● **BRIEF**
Omit any picture, and return the remaining data exactly as written.

(Stored entries)
++++++++

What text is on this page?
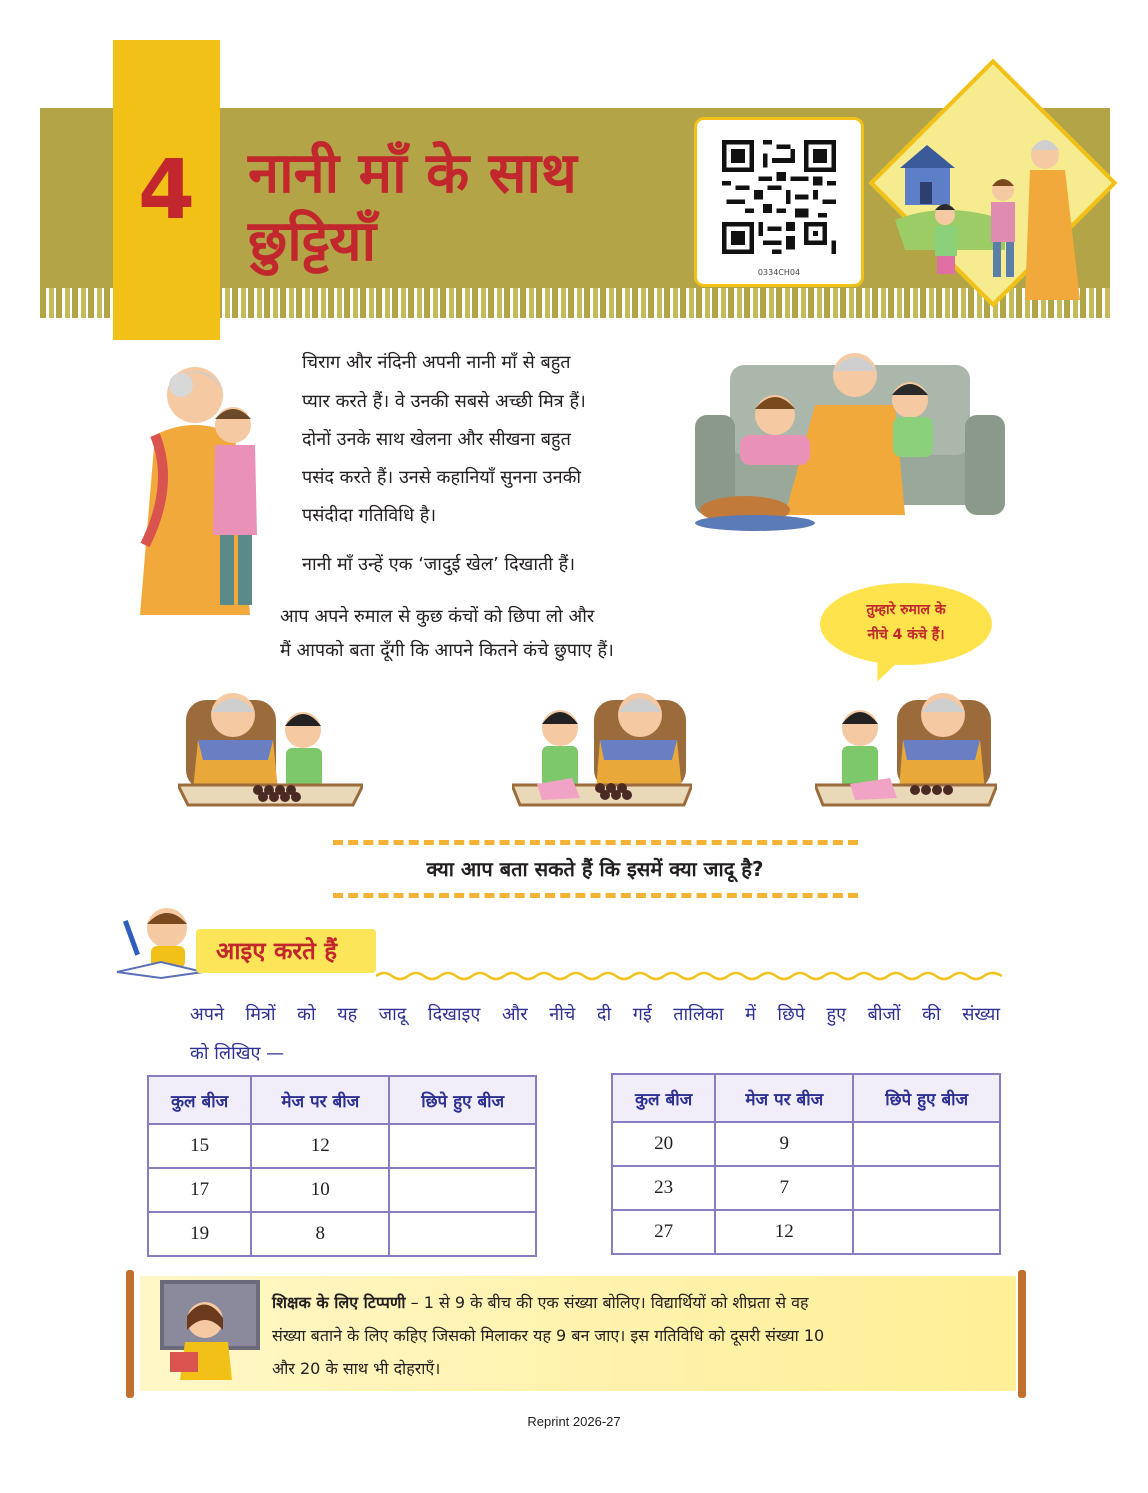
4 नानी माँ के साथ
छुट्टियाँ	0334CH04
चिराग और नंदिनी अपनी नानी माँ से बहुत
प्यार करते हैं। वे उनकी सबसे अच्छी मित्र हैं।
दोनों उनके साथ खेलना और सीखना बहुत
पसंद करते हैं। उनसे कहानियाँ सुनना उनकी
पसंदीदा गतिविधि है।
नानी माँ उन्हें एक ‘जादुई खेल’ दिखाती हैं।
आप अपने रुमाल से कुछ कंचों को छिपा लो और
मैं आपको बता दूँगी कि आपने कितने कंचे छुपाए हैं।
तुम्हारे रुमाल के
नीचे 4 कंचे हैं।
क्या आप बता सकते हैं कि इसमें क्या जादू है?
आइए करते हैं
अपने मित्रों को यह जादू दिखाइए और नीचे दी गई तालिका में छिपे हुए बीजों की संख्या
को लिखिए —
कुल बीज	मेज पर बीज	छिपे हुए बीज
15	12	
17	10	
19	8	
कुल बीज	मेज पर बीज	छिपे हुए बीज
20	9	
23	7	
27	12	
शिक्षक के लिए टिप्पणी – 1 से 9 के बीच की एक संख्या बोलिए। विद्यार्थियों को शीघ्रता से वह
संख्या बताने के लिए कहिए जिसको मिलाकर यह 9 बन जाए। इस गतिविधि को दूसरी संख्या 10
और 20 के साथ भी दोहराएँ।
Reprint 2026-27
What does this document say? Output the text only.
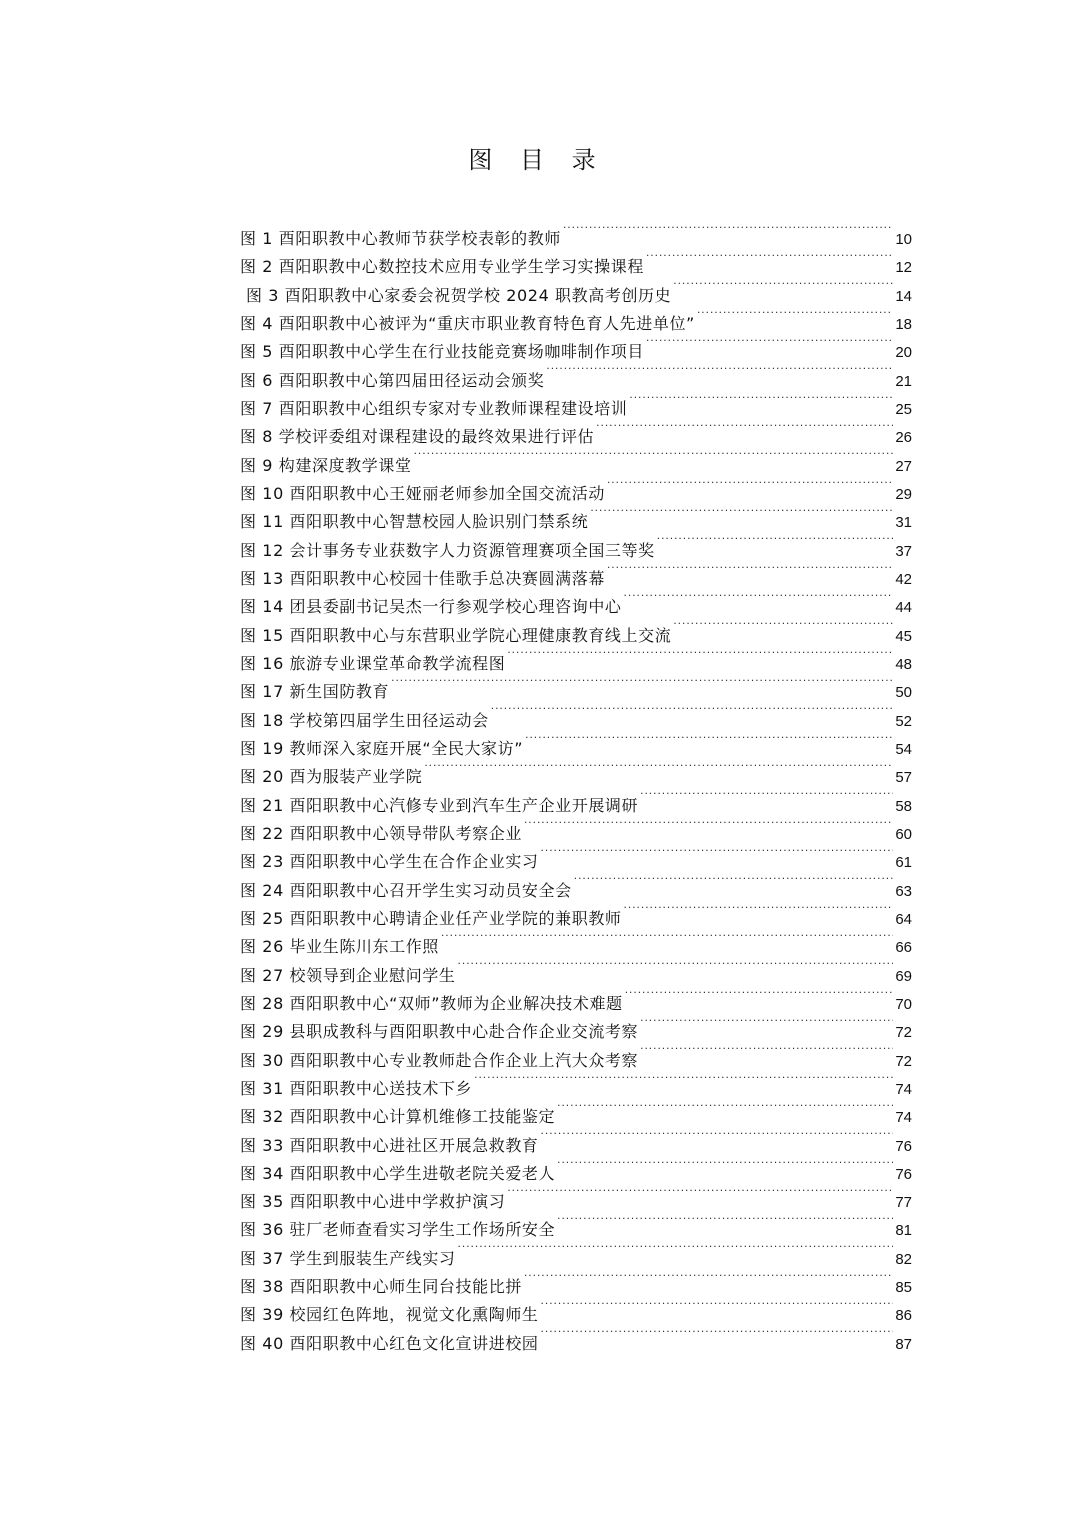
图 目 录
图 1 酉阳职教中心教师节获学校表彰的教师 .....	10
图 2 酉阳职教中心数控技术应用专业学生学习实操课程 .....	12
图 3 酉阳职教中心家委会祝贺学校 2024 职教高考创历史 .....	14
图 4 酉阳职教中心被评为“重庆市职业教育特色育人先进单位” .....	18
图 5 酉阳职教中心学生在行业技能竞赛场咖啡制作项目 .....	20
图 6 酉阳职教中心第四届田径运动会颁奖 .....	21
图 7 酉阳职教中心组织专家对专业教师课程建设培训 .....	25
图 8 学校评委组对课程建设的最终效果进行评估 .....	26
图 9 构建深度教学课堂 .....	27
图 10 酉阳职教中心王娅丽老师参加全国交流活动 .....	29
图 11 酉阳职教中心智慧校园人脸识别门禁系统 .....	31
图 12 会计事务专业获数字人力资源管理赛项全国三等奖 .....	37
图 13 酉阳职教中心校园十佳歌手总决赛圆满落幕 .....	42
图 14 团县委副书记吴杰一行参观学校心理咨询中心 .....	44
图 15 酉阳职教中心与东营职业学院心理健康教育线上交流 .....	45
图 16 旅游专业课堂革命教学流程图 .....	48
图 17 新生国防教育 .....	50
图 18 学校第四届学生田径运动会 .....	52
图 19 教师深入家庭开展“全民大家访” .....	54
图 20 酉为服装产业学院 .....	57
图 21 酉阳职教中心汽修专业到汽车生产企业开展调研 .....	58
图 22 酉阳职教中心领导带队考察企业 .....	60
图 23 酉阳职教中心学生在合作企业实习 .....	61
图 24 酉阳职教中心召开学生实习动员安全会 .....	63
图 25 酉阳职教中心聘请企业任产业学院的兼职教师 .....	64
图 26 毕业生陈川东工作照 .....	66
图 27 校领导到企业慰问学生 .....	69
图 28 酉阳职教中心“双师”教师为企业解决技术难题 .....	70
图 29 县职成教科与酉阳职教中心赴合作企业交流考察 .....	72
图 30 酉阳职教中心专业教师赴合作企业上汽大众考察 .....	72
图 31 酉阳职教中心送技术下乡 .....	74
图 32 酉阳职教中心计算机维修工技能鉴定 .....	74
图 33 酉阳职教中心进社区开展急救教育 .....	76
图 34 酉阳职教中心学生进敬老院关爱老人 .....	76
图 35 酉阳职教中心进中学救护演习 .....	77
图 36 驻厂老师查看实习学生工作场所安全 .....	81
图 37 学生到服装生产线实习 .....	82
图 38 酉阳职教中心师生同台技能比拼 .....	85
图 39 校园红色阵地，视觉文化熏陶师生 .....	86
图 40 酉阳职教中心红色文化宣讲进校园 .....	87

++++++++

● **EXERCISE ANSWER**
What text is on this page?
4 नानी माँ के साथ
छुट्टियाँ	0334CH04
चिराग और नंदिनी अपनी नानी माँ से बहुत
प्यार करते हैं। वे उनकी सबसे अच्छी मित्र हैं।
दोनों उनके साथ खेलना और सीखना बहुत
पसंद करते हैं। उनसे कहानियाँ सुनना उनकी
पसंदीदा गतिविधि है।
नानी माँ उन्हें एक ‘जादुई खेल’ दिखाती हैं।
आप अपने रुमाल से कुछ कंचों को छिपा लो और
मैं आपको बता दूँगी कि आपने कितने कंचे छुपाए हैं।
तुम्हारे रुमाल के
नीचे 4 कंचे हैं।
क्या आप बता सकते हैं कि इसमें क्या जादू है?
आइए करते हैं
अपने मित्रों को यह जादू दिखाइए और नीचे दी गई तालिका में छिपे हुए बीजों की संख्या
को लिखिए —
कुल बीज	मेज पर बीज	छिपे हुए बीज
15	12	
17	10	
19	8	
कुल बीज	मेज पर बीज	छिपे हुए बीज
20	9	
23	7	
27	12	
शिक्षक के लिए टिप्पणी – 1 से 9 के बीच की एक संख्या बोलिए। विद्यार्थियों को शीघ्रता से वह
संख्या बताने के लिए कहिए जिसको मिलाकर यह 9 बन जाए। इस गतिविधि को दूसरी संख्या 10
और 20 के साथ भी दोहराएँ।
Reprint 2026-27
What does this document say? Output the text only.
图 目 录
图 1 酉阳职教中心教师节获学校表彰的教师 .....	10
图 2 酉阳职教中心数控技术应用专业学生学习实操课程 .....	12
图 3 酉阳职教中心家委会祝贺学校 2024 职教高考创历史 .....	14
图 4 酉阳职教中心被评为“重庆市职业教育特色育人先进单位” .....	18
图 5 酉阳职教中心学生在行业技能竞赛场咖啡制作项目 .....	20
图 6 酉阳职教中心第四届田径运动会颁奖 .....	21
图 7 酉阳职教中心组织专家对专业教师课程建设培训 .....	25
图 8 学校评委组对课程建设的最终效果进行评估 .....	26
图 9 构建深度教学课堂 .....	27
图 10 酉阳职教中心王娅丽老师参加全国交流活动 .....	29
图 11 酉阳职教中心智慧校园人脸识别门禁系统 .....	31
图 12 会计事务专业获数字人力资源管理赛项全国三等奖 .....	37
图 13 酉阳职教中心校园十佳歌手总决赛圆满落幕 .....	42
图 14 团县委副书记吴杰一行参观学校心理咨询中心 .....	44
图 15 酉阳职教中心与东营职业学院心理健康教育线上交流 .....	45
图 16 旅游专业课堂革命教学流程图 .....	48
图 17 新生国防教育 .....	50
图 18 学校第四届学生田径运动会 .....	52
图 19 教师深入家庭开展“全民大家访” .....	54
图 20 酉为服装产业学院 .....	57
图 21 酉阳职教中心汽修专业到汽车生产企业开展调研 .....	58
图 22 酉阳职教中心领导带队考察企业 .....	60
图 23 酉阳职教中心学生在合作企业实习 .....	61
图 24 酉阳职教中心召开学生实习动员安全会 .....	63
图 25 酉阳职教中心聘请企业任产业学院的兼职教师 .....	64
图 26 毕业生陈川东工作照 .....	66
图 27 校领导到企业慰问学生 .....	69
图 28 酉阳职教中心“双师”教师为企业解决技术难题 .....	70
图 29 县职成教科与酉阳职教中心赴合作企业交流考察 .....	72
图 30 酉阳职教中心专业教师赴合作企业上汽大众考察 .....	72
图 31 酉阳职教中心送技术下乡 .....	74
图 32 酉阳职教中心计算机维修工技能鉴定 .....	74
图 33 酉阳职教中心进社区开展急救教育 .....	76
图 34 酉阳职教中心学生进敬老院关爱老人 .....	76
图 35 酉阳职教中心进中学救护演习 .....	77
图 36 驻厂老师查看实习学生工作场所安全 .....	81
图 37 学生到服装生产线实习 .....	82
图 38 酉阳职教中心师生同台技能比拼 .....	85
图 39 校园红色阵地，视觉文化熏陶师生 .....	86
图 40 酉阳职教中心红色文化宣讲进校园 .....	87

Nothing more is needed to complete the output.